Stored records
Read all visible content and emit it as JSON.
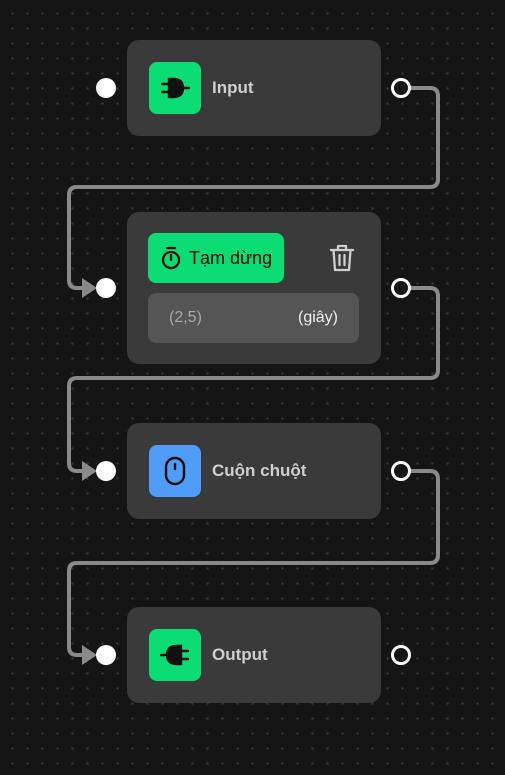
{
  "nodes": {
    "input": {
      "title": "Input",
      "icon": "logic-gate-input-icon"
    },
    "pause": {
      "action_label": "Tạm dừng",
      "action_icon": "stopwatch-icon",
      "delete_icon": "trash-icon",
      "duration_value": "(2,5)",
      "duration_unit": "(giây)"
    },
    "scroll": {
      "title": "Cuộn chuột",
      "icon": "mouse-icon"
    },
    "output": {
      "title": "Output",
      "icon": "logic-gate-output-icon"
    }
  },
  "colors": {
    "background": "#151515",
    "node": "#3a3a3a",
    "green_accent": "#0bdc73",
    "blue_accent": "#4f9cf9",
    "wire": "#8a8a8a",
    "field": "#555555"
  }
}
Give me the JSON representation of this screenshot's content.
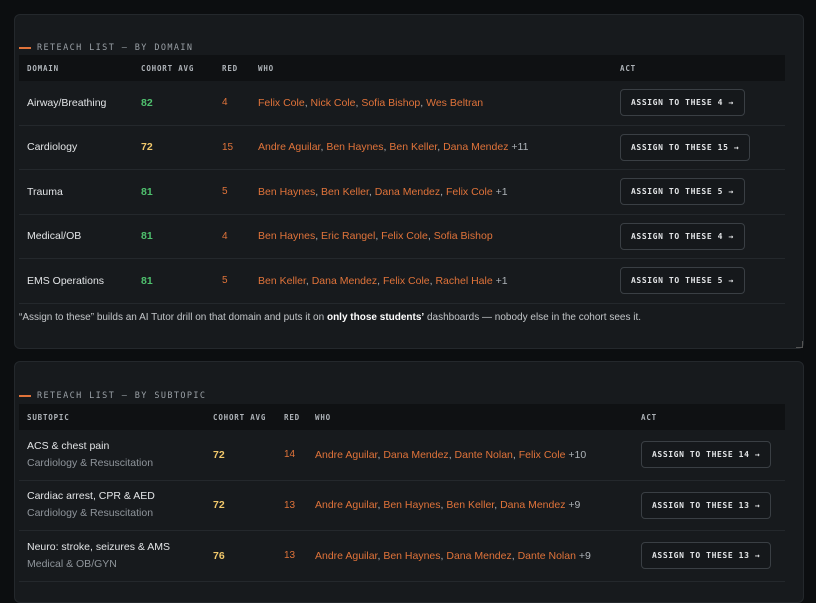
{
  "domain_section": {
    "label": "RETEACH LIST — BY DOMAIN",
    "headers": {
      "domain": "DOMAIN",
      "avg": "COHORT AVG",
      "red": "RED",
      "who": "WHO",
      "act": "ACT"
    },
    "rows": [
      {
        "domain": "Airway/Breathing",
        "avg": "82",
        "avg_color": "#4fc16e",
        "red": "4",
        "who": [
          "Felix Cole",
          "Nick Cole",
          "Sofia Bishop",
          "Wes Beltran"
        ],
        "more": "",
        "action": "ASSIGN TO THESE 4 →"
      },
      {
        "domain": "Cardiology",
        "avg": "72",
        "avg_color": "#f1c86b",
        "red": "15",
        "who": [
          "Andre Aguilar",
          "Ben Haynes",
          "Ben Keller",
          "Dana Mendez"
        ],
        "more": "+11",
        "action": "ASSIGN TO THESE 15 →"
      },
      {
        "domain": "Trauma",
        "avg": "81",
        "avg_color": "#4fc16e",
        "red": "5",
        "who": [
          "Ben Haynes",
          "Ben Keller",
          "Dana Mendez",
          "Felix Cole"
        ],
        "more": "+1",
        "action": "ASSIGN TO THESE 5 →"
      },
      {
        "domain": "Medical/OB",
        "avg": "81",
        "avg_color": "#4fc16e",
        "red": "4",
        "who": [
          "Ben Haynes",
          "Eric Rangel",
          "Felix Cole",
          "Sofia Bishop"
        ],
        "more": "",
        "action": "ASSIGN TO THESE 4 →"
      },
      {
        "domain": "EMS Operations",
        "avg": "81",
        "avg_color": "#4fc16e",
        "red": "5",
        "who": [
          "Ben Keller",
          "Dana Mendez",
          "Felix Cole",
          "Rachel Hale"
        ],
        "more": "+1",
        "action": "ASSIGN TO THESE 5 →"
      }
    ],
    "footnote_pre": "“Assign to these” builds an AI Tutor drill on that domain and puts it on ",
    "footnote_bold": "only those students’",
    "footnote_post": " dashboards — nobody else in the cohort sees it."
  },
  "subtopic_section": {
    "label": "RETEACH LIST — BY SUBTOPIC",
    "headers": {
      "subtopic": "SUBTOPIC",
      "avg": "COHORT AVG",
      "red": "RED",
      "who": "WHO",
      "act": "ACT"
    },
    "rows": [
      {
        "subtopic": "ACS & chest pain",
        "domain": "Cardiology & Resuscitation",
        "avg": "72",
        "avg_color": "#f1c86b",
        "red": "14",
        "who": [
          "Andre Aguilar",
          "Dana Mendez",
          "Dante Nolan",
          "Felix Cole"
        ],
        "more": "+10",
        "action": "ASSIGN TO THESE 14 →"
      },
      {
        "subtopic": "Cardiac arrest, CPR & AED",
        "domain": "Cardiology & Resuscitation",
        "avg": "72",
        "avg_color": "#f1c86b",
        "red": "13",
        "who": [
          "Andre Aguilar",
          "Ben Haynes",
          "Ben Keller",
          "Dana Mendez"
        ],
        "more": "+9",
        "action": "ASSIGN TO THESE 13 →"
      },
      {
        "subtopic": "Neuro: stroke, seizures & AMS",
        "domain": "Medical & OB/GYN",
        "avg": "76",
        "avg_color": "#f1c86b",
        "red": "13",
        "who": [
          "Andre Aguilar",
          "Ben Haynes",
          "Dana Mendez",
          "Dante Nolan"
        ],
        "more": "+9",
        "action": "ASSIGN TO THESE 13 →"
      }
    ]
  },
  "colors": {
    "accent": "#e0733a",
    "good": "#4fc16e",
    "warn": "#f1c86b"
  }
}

GIVEN REQUEST
Print all of the records shown above exactly, leaving out each picture.

THE ANSWER
Read all visible content and emit it as JSON.
{
  "nodes": {
    "input": {
      "title": "Input",
      "icon": "logic-gate-input-icon"
    },
    "pause": {
      "action_label": "Tạm dừng",
      "action_icon": "stopwatch-icon",
      "delete_icon": "trash-icon",
      "duration_value": "(2,5)",
      "duration_unit": "(giây)"
    },
    "scroll": {
      "title": "Cuộn chuột",
      "icon": "mouse-icon"
    },
    "output": {
      "title": "Output",
      "icon": "logic-gate-output-icon"
    }
  },
  "colors": {
    "background": "#151515",
    "node": "#3a3a3a",
    "green_accent": "#0bdc73",
    "blue_accent": "#4f9cf9",
    "wire": "#8a8a8a",
    "field": "#555555"
  }
}
Give me the JSON representation of this screenshot's content.
{
  "domain_section": {
    "label": "RETEACH LIST — BY DOMAIN",
    "headers": {
      "domain": "DOMAIN",
      "avg": "COHORT AVG",
      "red": "RED",
      "who": "WHO",
      "act": "ACT"
    },
    "rows": [
      {
        "domain": "Airway/Breathing",
        "avg": "82",
        "avg_color": "#4fc16e",
        "red": "4",
        "who": [
          "Felix Cole",
          "Nick Cole",
          "Sofia Bishop",
          "Wes Beltran"
        ],
        "more": "",
        "action": "ASSIGN TO THESE 4 →"
      },
      {
        "domain": "Cardiology",
        "avg": "72",
        "avg_color": "#f1c86b",
        "red": "15",
        "who": [
          "Andre Aguilar",
          "Ben Haynes",
          "Ben Keller",
          "Dana Mendez"
        ],
        "more": "+11",
        "action": "ASSIGN TO THESE 15 →"
      },
      {
        "domain": "Trauma",
        "avg": "81",
        "avg_color": "#4fc16e",
        "red": "5",
        "who": [
          "Ben Haynes",
          "Ben Keller",
          "Dana Mendez",
          "Felix Cole"
        ],
        "more": "+1",
        "action": "ASSIGN TO THESE 5 →"
      },
      {
        "domain": "Medical/OB",
        "avg": "81",
        "avg_color": "#4fc16e",
        "red": "4",
        "who": [
          "Ben Haynes",
          "Eric Rangel",
          "Felix Cole",
          "Sofia Bishop"
        ],
        "more": "",
        "action": "ASSIGN TO THESE 4 →"
      },
      {
        "domain": "EMS Operations",
        "avg": "81",
        "avg_color": "#4fc16e",
        "red": "5",
        "who": [
          "Ben Keller",
          "Dana Mendez",
          "Felix Cole",
          "Rachel Hale"
        ],
        "more": "+1",
        "action": "ASSIGN TO THESE 5 →"
      }
    ],
    "footnote_pre": "“Assign to these” builds an AI Tutor drill on that domain and puts it on ",
    "footnote_bold": "only those students’",
    "footnote_post": " dashboards — nobody else in the cohort sees it."
  },
  "subtopic_section": {
    "label": "RETEACH LIST — BY SUBTOPIC",
    "headers": {
      "subtopic": "SUBTOPIC",
      "avg": "COHORT AVG",
      "red": "RED",
      "who": "WHO",
      "act": "ACT"
    },
    "rows": [
      {
        "subtopic": "ACS & chest pain",
        "domain": "Cardiology & Resuscitation",
        "avg": "72",
        "avg_color": "#f1c86b",
        "red": "14",
        "who": [
          "Andre Aguilar",
          "Dana Mendez",
          "Dante Nolan",
          "Felix Cole"
        ],
        "more": "+10",
        "action": "ASSIGN TO THESE 14 →"
      },
      {
        "subtopic": "Cardiac arrest, CPR & AED",
        "domain": "Cardiology & Resuscitation",
        "avg": "72",
        "avg_color": "#f1c86b",
        "red": "13",
        "who": [
          "Andre Aguilar",
          "Ben Haynes",
          "Ben Keller",
          "Dana Mendez"
        ],
        "more": "+9",
        "action": "ASSIGN TO THESE 13 →"
      },
      {
        "subtopic": "Neuro: stroke, seizures & AMS",
        "domain": "Medical & OB/GYN",
        "avg": "76",
        "avg_color": "#f1c86b",
        "red": "13",
        "who": [
          "Andre Aguilar",
          "Ben Haynes",
          "Dana Mendez",
          "Dante Nolan"
        ],
        "more": "+9",
        "action": "ASSIGN TO THESE 13 →"
      }
    ]
  },
  "colors": {
    "accent": "#e0733a",
    "good": "#4fc16e",
    "warn": "#f1c86b"
  }
}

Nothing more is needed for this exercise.